In the text below on leadership and personal beliefs, translate the sentence "A very brief summary is that our beliefs are ingrained in us from a young age." into French.

→ SELECTED EXTRACT:
=======

Remember I mentioned Henry Ford’s quote in the 3rd part of the series  “whether you think you can, or think you can’t – you’re right”. Your beliefs about yourself influence your thoughts, so really what is at play here is an awareness of your inner beliefs and how those inner beliefs can determine your success as a leader. This part of the series relates to transitioning into a leadership role, and how your ingrained beliefs can make a success or failure of your move.

2 key questions:

  1. What do you believe about your potential to succeed in the new role?
  2. What do you assume it takes to succeed in the new role?

Identifying your beliefs in relation to what success looks like in the new role is a greatly beneficial exercise to undertake. Why? Because the beliefs that serve you well in life, can only serve you up to a certain point,  and then they can become debilitating. There’s a whole library of neuroscience research and evidence which supports this which I won’t go in to here. Feel free to contact me at [email protected] or take a look at our leadership coaching programmes, if you’re interested in being pointed in the direction of further reading.

Your beliefs shape your life.

A very brief summary is that our beliefs are ingrained in us from a young age. They shape everything we see and experience, and our perceptions of events reflect the beliefs we hold about them. We’re not conscious of them.

=======

→ RECORDED INFORMATION:
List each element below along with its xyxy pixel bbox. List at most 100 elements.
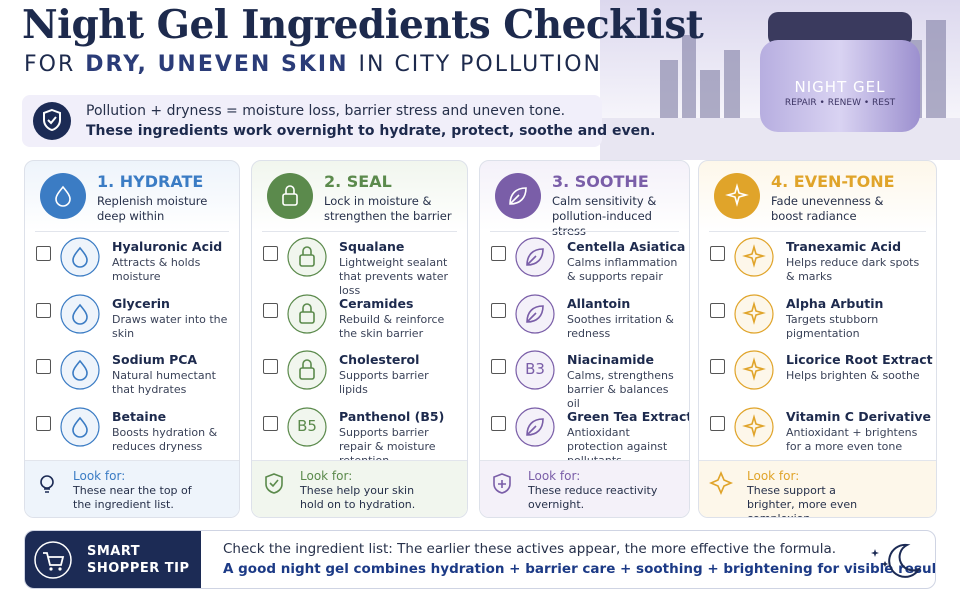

=======

→ EXERCISE ANSWER: Un très bref résumé est que nos croyances sont ancrées en nous dès notre plus jeune âge.